» Stated task:
Write the listing below out again exactly, dropping the images.

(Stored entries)
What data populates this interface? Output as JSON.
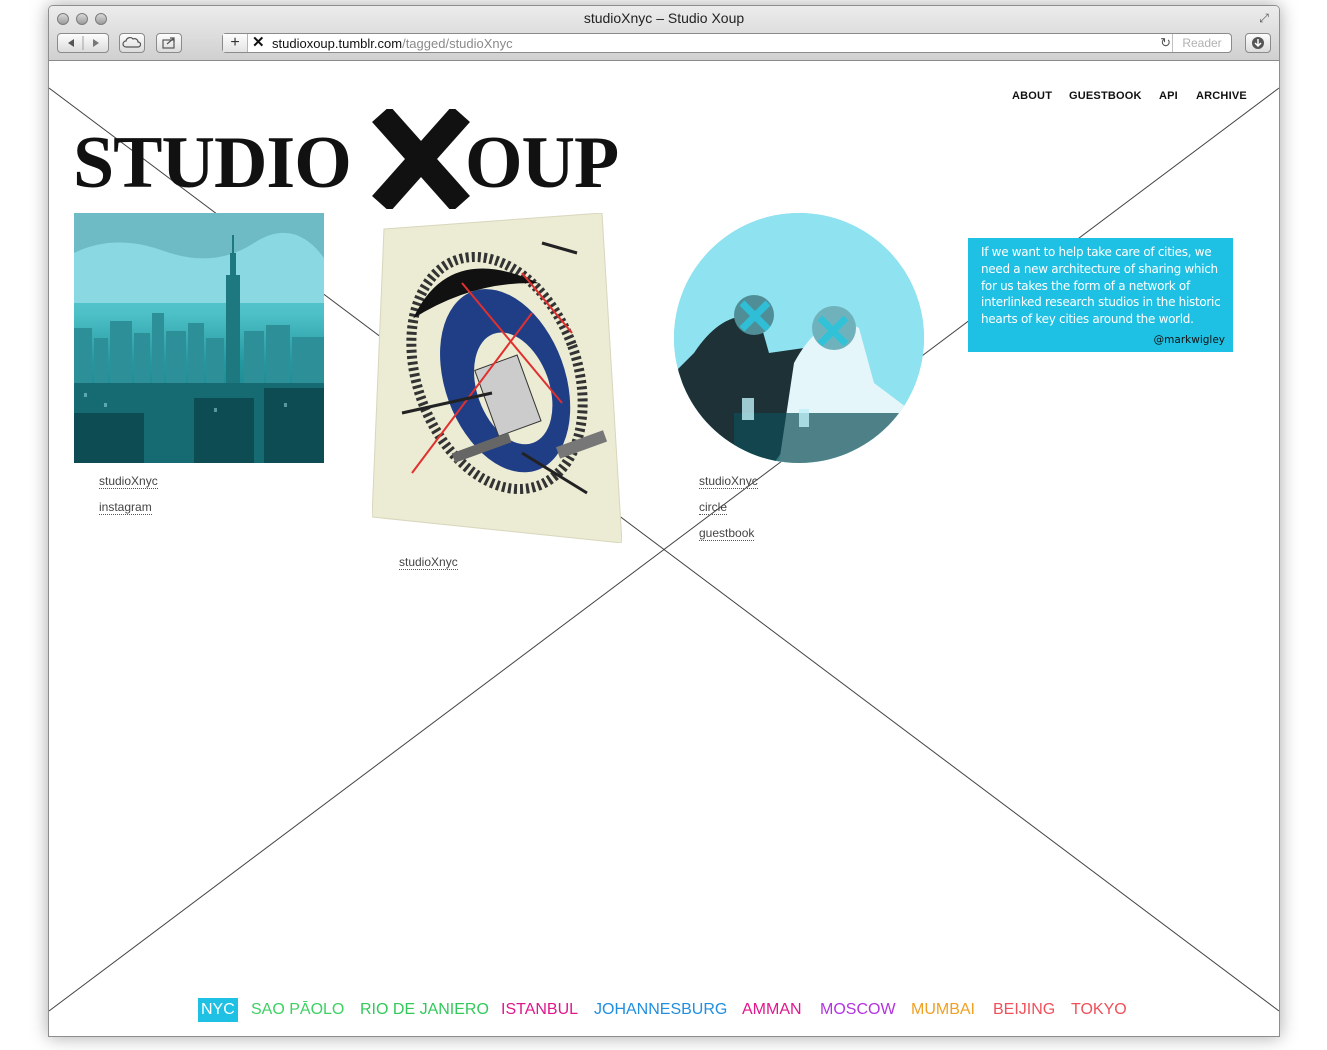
{
  "browser": {
    "window_title": "studioXnyc – Studio Xoup",
    "url_host": "studioxoup.tumblr.com",
    "url_path": "/tagged/studioXnyc",
    "reader_label": "Reader",
    "favicon_glyph": "✕"
  },
  "nav": {
    "about": "ABOUT",
    "guestbook": "GUESTBOOK",
    "api": "API",
    "archive": "ARCHIVE"
  },
  "logo": {
    "word1": "STUDIO",
    "word2": "OUP"
  },
  "posts": [
    {
      "tags": [
        "studioXnyc",
        "instagram"
      ]
    },
    {
      "tags": [
        "studioXnyc"
      ]
    },
    {
      "tags": [
        "studioXnyc",
        "circle",
        "guestbook"
      ]
    }
  ],
  "quote": {
    "text": "If we want to help take care of cities, we need a new architecture of sharing which for us takes the form of a network of interlinked research studios in the historic hearts of key cities around the world.",
    "author": "@markwigley"
  },
  "cities": [
    {
      "name": "NYC",
      "color": "#1ec0e3",
      "active": true
    },
    {
      "name": "SAO PĀOLO",
      "color": "#3dd063"
    },
    {
      "name": "RIO DE JANIERO",
      "color": "#32c95a"
    },
    {
      "name": "ISTANBUL",
      "color": "#e0178c"
    },
    {
      "name": "JOHANNESBURG",
      "color": "#1f8fe0"
    },
    {
      "name": "AMMAN",
      "color": "#e0178c"
    },
    {
      "name": "MOSCOW",
      "color": "#b233e0"
    },
    {
      "name": "MUMBAI",
      "color": "#f0a023"
    },
    {
      "name": "BEIJING",
      "color": "#f0505a"
    },
    {
      "name": "TOKYO",
      "color": "#f0505a"
    }
  ]
}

» Expected output:
What data populates this interface? Output as JSON.
{
  "browser": {
    "window_title": "studioXnyc – Studio Xoup",
    "url_host": "studioxoup.tumblr.com",
    "url_path": "/tagged/studioXnyc",
    "reader_label": "Reader",
    "favicon_glyph": "✕"
  },
  "nav": {
    "about": "ABOUT",
    "guestbook": "GUESTBOOK",
    "api": "API",
    "archive": "ARCHIVE"
  },
  "logo": {
    "word1": "STUDIO",
    "word2": "OUP"
  },
  "posts": [
    {
      "tags": [
        "studioXnyc",
        "instagram"
      ]
    },
    {
      "tags": [
        "studioXnyc"
      ]
    },
    {
      "tags": [
        "studioXnyc",
        "circle",
        "guestbook"
      ]
    }
  ],
  "quote": {
    "text": "If we want to help take care of cities, we need a new architecture of sharing which for us takes the form of a network of interlinked research studios in the historic hearts of key cities around the world.",
    "author": "@markwigley"
  },
  "cities": [
    {
      "name": "NYC",
      "color": "#1ec0e3",
      "active": true
    },
    {
      "name": "SAO PĀOLO",
      "color": "#3dd063"
    },
    {
      "name": "RIO DE JANIERO",
      "color": "#32c95a"
    },
    {
      "name": "ISTANBUL",
      "color": "#e0178c"
    },
    {
      "name": "JOHANNESBURG",
      "color": "#1f8fe0"
    },
    {
      "name": "AMMAN",
      "color": "#e0178c"
    },
    {
      "name": "MOSCOW",
      "color": "#b233e0"
    },
    {
      "name": "MUMBAI",
      "color": "#f0a023"
    },
    {
      "name": "BEIJING",
      "color": "#f0505a"
    },
    {
      "name": "TOKYO",
      "color": "#f0505a"
    }
  ]
}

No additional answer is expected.